▶ [OBJECTIVE] Return each line holding the string "first".

▶ [GIVEN RECORDS]

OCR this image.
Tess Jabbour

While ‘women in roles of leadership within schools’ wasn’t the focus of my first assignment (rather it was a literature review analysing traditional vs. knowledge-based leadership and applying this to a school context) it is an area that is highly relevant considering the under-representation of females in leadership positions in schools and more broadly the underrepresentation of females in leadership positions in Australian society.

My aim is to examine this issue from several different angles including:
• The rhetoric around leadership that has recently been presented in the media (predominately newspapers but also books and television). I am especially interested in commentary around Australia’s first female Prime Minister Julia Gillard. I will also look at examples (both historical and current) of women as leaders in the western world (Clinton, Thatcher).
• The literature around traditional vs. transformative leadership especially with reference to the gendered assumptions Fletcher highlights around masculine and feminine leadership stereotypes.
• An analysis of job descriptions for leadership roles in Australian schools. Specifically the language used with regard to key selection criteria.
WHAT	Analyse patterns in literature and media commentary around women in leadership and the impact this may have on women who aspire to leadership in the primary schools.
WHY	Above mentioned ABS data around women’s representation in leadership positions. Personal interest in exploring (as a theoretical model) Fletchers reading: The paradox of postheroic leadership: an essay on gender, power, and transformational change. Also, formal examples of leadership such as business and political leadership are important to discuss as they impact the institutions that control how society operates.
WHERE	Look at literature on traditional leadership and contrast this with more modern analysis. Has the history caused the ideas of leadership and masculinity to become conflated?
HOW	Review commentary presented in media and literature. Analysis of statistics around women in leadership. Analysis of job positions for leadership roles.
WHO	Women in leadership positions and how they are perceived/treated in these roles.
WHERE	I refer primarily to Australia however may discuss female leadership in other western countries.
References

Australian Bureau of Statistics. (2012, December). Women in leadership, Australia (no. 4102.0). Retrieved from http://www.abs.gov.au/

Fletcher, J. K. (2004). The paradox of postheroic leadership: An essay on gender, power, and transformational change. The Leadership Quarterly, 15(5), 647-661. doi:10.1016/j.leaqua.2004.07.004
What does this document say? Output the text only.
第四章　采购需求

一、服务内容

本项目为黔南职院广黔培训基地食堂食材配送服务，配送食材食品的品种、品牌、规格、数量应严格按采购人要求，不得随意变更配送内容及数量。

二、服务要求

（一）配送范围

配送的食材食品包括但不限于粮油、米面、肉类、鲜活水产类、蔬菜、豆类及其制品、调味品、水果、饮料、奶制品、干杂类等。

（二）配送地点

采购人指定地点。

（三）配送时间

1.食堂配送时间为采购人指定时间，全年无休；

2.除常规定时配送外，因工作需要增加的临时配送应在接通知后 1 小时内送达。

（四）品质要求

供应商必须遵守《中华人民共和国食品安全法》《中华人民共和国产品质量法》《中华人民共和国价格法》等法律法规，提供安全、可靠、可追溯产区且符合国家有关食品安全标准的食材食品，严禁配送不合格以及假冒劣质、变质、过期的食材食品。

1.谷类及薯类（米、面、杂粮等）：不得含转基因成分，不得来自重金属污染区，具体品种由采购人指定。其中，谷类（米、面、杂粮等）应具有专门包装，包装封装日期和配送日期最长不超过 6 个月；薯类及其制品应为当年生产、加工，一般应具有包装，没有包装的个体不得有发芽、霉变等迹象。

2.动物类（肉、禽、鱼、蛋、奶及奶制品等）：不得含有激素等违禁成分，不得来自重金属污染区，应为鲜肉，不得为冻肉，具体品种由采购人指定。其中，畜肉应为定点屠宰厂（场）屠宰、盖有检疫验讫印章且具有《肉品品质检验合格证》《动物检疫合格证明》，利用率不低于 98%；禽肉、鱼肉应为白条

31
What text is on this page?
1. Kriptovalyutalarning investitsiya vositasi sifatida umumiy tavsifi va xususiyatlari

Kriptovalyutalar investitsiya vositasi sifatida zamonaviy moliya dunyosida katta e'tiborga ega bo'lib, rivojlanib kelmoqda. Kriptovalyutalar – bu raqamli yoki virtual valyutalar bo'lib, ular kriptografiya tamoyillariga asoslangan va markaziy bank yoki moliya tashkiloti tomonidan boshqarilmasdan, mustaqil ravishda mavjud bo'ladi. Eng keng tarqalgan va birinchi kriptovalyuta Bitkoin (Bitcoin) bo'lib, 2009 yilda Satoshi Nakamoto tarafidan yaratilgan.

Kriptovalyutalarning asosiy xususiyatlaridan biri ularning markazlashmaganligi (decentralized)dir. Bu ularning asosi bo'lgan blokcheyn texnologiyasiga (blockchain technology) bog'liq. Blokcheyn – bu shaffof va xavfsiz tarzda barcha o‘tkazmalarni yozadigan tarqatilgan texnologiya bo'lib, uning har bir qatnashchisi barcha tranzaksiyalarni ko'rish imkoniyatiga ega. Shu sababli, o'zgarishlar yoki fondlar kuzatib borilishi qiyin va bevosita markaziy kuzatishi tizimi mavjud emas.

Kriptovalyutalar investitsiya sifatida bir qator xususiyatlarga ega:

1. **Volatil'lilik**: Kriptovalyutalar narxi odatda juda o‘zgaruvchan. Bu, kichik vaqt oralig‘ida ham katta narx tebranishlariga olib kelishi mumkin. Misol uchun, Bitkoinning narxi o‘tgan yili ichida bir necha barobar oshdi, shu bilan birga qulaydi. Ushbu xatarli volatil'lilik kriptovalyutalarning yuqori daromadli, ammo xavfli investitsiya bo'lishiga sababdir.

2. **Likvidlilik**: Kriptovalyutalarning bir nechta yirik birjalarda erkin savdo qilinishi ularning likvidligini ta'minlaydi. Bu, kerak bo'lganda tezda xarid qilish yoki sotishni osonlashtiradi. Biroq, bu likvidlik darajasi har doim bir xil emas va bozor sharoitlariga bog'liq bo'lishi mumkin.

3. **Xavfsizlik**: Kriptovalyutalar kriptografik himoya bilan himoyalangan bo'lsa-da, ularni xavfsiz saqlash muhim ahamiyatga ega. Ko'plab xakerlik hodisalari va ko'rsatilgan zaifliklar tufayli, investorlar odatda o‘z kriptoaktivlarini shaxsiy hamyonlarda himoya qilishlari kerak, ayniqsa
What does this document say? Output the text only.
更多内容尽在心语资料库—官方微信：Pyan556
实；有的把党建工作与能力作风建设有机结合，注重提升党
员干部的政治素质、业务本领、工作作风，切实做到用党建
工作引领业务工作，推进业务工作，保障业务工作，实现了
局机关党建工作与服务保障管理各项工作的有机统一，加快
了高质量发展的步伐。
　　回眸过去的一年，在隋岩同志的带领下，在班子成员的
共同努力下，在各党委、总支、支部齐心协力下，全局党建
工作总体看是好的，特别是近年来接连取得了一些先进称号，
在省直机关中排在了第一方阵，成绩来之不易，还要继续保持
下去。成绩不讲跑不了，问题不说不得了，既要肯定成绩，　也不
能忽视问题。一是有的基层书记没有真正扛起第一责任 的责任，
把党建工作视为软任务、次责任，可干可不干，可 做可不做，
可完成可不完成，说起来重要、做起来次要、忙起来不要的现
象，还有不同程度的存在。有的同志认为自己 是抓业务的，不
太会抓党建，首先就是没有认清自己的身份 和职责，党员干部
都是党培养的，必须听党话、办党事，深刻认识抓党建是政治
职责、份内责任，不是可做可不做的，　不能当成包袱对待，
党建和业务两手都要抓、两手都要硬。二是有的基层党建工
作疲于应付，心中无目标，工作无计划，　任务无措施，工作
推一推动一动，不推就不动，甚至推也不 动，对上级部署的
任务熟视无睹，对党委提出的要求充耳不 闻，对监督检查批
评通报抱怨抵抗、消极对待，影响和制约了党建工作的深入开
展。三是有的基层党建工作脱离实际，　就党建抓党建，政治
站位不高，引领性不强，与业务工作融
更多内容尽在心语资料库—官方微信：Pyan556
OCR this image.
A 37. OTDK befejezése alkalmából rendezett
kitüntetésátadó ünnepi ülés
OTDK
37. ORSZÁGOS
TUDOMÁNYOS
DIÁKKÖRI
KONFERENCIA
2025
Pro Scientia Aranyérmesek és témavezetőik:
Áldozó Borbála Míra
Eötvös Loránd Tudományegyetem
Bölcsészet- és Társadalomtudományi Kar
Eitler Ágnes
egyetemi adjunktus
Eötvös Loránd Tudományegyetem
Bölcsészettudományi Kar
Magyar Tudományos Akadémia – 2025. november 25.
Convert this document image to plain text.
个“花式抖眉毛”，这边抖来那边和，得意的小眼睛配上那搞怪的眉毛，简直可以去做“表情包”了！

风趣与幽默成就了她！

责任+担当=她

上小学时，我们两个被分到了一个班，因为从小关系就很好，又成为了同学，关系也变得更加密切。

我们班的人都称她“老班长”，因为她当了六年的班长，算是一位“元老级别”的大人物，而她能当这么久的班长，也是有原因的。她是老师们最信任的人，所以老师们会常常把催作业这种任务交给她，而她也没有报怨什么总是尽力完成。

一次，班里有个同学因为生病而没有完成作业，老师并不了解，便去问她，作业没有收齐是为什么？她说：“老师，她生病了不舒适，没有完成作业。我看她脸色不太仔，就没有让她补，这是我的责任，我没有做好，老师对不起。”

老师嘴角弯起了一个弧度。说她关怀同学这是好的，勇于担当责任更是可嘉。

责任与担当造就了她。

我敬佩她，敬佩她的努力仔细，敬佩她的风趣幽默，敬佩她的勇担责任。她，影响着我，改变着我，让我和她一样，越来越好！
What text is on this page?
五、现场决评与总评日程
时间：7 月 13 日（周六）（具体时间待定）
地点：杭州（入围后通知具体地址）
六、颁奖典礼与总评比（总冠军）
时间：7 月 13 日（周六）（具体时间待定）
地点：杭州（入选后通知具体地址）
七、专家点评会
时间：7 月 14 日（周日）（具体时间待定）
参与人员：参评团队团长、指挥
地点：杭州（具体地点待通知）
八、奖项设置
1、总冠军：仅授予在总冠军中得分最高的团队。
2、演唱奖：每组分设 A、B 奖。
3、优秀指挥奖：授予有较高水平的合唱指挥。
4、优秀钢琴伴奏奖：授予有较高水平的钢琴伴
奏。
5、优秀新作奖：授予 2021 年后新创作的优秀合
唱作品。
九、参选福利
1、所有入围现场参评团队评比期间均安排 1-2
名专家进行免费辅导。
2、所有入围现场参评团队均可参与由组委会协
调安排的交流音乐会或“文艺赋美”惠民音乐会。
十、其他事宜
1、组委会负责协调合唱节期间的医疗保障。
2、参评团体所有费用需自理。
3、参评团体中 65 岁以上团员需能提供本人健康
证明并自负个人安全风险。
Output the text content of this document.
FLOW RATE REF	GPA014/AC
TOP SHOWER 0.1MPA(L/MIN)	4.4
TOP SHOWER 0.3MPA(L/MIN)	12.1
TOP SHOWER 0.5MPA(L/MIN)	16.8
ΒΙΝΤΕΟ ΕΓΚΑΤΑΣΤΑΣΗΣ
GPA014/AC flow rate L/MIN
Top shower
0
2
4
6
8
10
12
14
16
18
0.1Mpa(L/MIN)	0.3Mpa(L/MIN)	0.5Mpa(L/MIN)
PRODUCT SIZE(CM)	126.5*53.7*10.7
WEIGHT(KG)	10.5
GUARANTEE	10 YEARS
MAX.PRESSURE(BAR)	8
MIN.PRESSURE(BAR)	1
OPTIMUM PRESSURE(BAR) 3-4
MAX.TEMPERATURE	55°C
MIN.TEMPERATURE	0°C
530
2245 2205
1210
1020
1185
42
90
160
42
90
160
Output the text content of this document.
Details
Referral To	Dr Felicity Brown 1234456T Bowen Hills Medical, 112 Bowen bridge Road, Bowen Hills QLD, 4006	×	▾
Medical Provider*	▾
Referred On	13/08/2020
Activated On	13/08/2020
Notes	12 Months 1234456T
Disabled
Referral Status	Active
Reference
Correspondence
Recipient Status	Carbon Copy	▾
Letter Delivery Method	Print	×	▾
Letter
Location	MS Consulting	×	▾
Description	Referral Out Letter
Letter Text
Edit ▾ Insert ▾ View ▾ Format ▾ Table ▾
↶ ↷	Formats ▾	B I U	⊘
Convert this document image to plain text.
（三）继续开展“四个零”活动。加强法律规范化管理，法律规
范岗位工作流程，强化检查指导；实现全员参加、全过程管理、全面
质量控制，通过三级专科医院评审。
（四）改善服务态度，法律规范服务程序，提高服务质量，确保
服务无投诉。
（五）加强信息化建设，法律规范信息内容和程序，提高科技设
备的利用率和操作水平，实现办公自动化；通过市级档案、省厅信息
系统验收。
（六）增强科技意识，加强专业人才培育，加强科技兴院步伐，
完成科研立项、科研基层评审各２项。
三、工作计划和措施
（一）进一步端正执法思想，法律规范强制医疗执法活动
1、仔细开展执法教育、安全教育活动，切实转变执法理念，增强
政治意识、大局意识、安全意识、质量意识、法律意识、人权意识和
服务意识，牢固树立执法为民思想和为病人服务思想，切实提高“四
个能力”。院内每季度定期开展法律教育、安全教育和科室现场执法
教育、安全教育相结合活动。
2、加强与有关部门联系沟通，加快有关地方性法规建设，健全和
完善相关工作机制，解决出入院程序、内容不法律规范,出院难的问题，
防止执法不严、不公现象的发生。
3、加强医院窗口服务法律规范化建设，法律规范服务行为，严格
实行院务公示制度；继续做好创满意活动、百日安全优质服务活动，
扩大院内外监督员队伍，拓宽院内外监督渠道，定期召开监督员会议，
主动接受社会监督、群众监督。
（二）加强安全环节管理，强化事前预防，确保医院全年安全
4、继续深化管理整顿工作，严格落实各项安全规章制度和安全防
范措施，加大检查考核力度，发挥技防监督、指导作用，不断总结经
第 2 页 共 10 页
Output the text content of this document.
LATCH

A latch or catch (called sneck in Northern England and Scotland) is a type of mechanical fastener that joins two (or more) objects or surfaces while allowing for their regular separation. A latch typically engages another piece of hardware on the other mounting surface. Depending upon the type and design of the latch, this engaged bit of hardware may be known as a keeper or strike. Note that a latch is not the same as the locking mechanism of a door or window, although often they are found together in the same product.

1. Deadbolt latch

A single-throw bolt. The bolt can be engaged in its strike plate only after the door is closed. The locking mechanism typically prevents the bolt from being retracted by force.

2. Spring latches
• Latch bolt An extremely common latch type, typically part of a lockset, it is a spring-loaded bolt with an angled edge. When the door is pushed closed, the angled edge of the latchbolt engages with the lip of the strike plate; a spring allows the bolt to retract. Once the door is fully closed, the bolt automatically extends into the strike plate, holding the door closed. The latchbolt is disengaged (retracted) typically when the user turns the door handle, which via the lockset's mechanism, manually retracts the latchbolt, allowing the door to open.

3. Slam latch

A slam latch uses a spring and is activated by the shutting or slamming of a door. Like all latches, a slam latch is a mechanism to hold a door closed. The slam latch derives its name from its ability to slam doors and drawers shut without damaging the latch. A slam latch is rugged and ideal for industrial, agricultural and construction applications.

▶ [EXPECTED OUTPUT]
While ‘women in roles of leadership within schools’ wasn’t the focus of my first assignment (rather it was a literature review analysing traditional vs. knowledge-based leadership and applying this to a school context) it is an area that is highly relevant considering the under-representation of females in leadership positions in schools and more broadly the underrepresentation of females in leadership positions in Australian society.
• The rhetoric around leadership that has recently been presented in the media (predominately newspapers but also books and television). I am especially interested in commentary around Australia’s first female Prime Minister Julia Gillard. I will also look at examples (both historical and current) of women as leaders in the western world (Clinton, Thatcher).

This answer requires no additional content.